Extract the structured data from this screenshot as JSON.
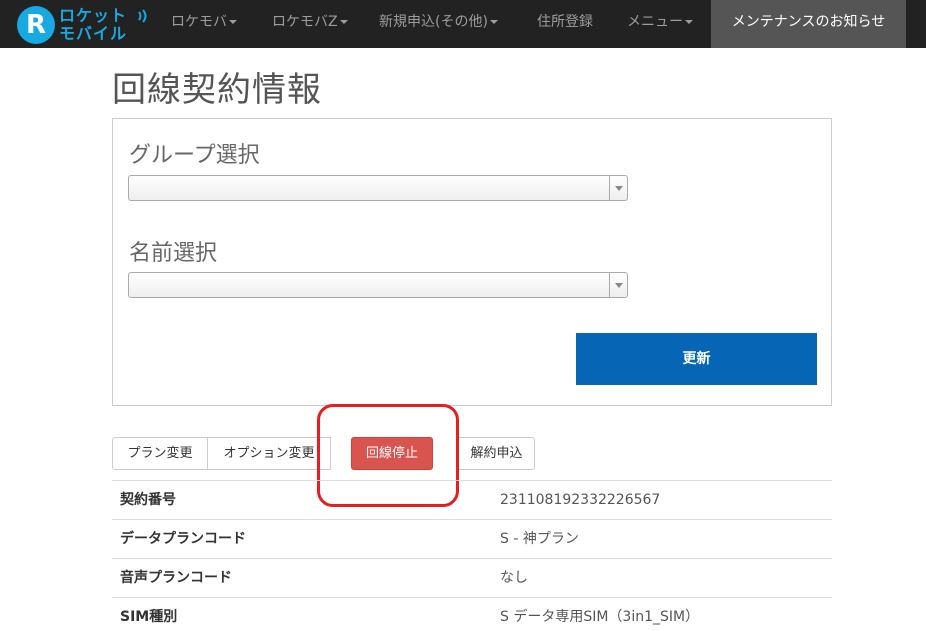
{
  "logo": {
    "letter": "R",
    "line1": "ロケット",
    "line2": "モバイル"
  },
  "navbar": {
    "items": [
      {
        "label": "ロケモバ"
      },
      {
        "label": "ロケモバZ"
      },
      {
        "label": "新規申込(その他)"
      },
      {
        "label": "住所登録"
      },
      {
        "label": "メニュー"
      }
    ],
    "active_label": "メンテナンスのお知らせ"
  },
  "page": {
    "title": "回線契約情報"
  },
  "form": {
    "group_label": "グループ選択",
    "group_value": "",
    "name_label": "名前選択",
    "name_value": "",
    "update_label": "更新"
  },
  "actions": {
    "plan_change": "プラン変更",
    "option_change": "オプション変更",
    "line_suspend": "回線停止",
    "cancel_contract": "解約申込"
  },
  "info": {
    "rows": [
      {
        "key": "契約番号",
        "value": "231108192332226567"
      },
      {
        "key": "データプランコード",
        "value": "S - 神プラン"
      },
      {
        "key": "音声プランコード",
        "value": "なし"
      },
      {
        "key": "SIM種別",
        "value": "S データ専用SIM（3in1_SIM）"
      }
    ]
  },
  "colors": {
    "navbar_bg": "#222222",
    "accent_blue": "#0765b6",
    "danger": "#d9534f",
    "highlight": "#e61e1e",
    "logo": "#17a9e1"
  }
}
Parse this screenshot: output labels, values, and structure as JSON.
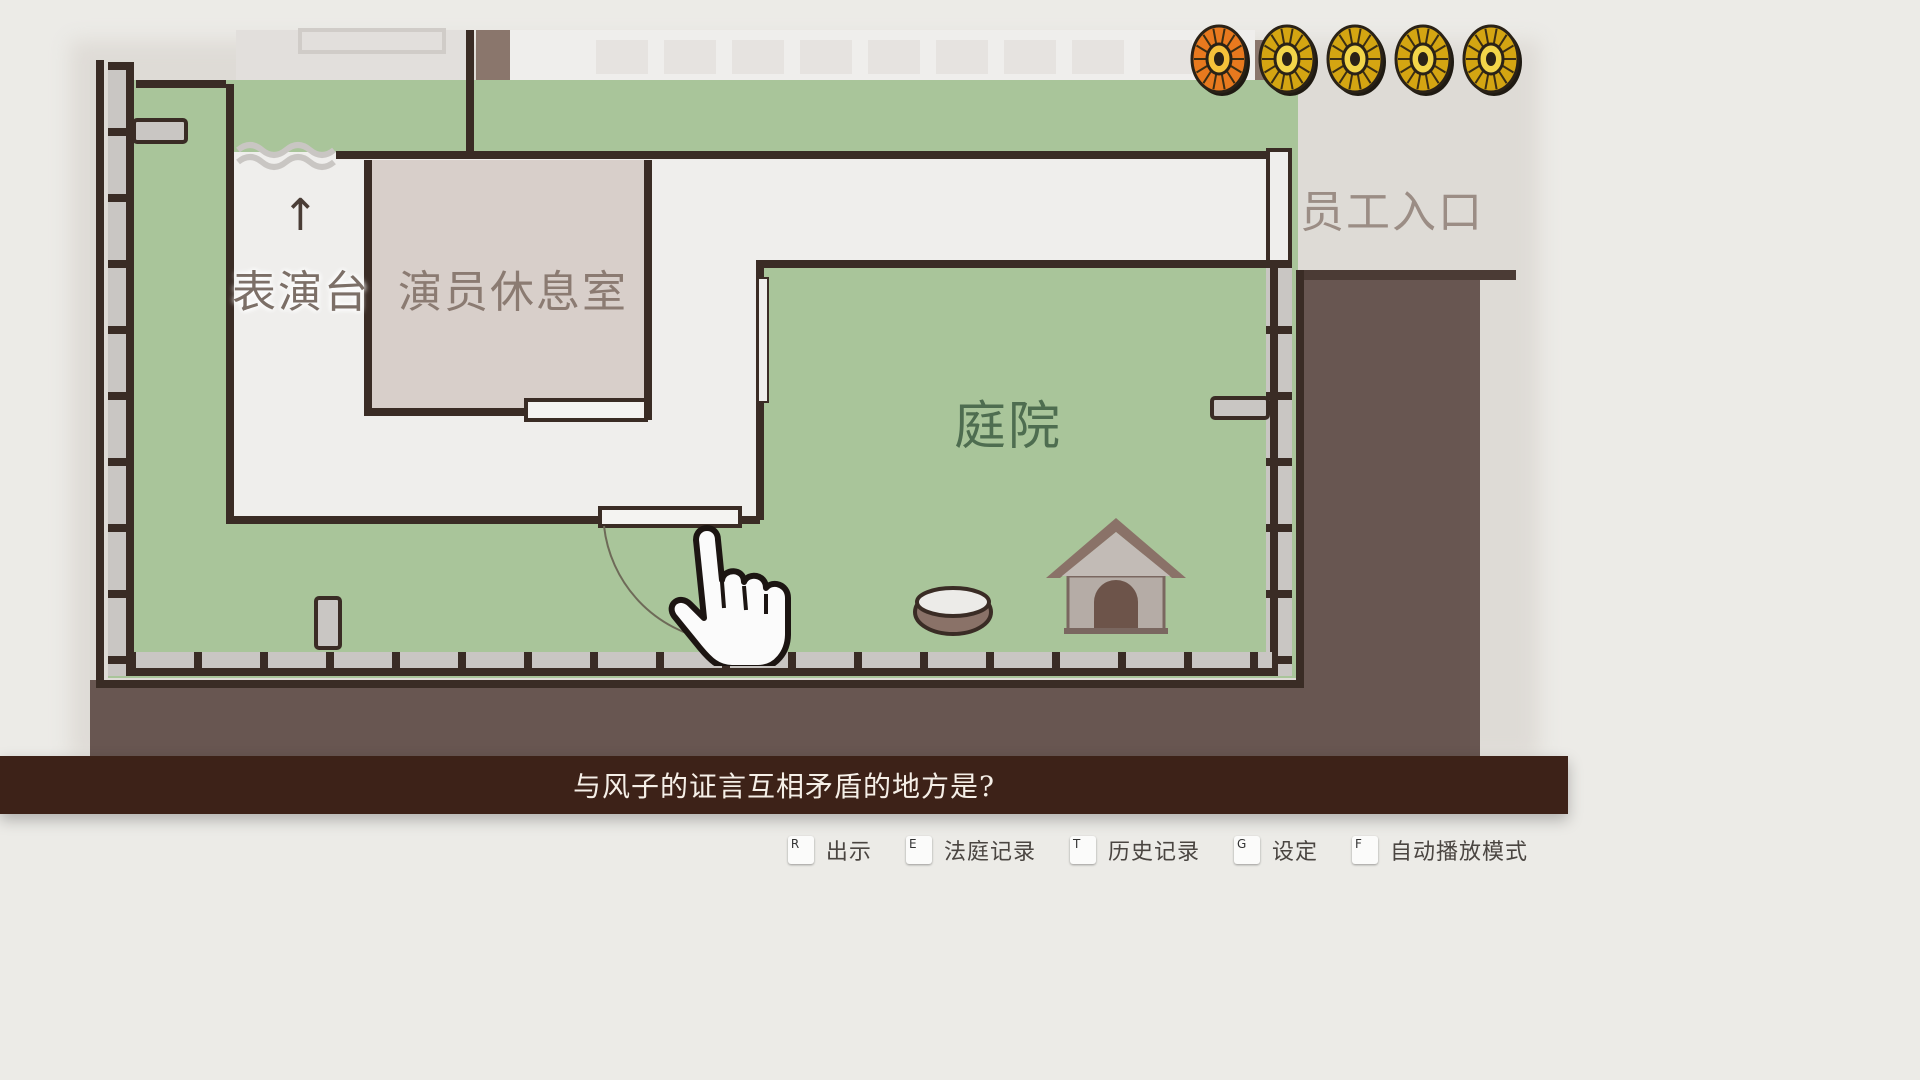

# # # # # # #

Give every record again exactly, apart from the pictures, which stay out.

# EXERCISE SOLUTION
Extract the structured data from this screenshot as JSON.
{
  "logo": {
    "letter": "R",
    "line1": "ロケット",
    "line2": "モバイル"
  },
  "navbar": {
    "items": [
      {
        "label": "ロケモバ"
      },
      {
        "label": "ロケモバZ"
      },
      {
        "label": "新規申込(その他)"
      },
      {
        "label": "住所登録"
      },
      {
        "label": "メニュー"
      }
    ],
    "active_label": "メンテナンスのお知らせ"
  },
  "page": {
    "title": "回線契約情報"
  },
  "form": {
    "group_label": "グループ選択",
    "group_value": "",
    "name_label": "名前選択",
    "name_value": "",
    "update_label": "更新"
  },
  "actions": {
    "plan_change": "プラン変更",
    "option_change": "オプション変更",
    "line_suspend": "回線停止",
    "cancel_contract": "解約申込"
  },
  "info": {
    "rows": [
      {
        "key": "契約番号",
        "value": "231108192332226567"
      },
      {
        "key": "データプランコード",
        "value": "S - 神プラン"
      },
      {
        "key": "音声プランコード",
        "value": "なし"
      },
      {
        "key": "SIM種別",
        "value": "S データ専用SIM（3in1_SIM）"
      }
    ]
  },
  "colors": {
    "navbar_bg": "#222222",
    "accent_blue": "#0765b6",
    "danger": "#d9534f",
    "highlight": "#e61e1e",
    "logo": "#17a9e1"
  }
}
Parse this screenshot: output labels, values, and structure as JSON.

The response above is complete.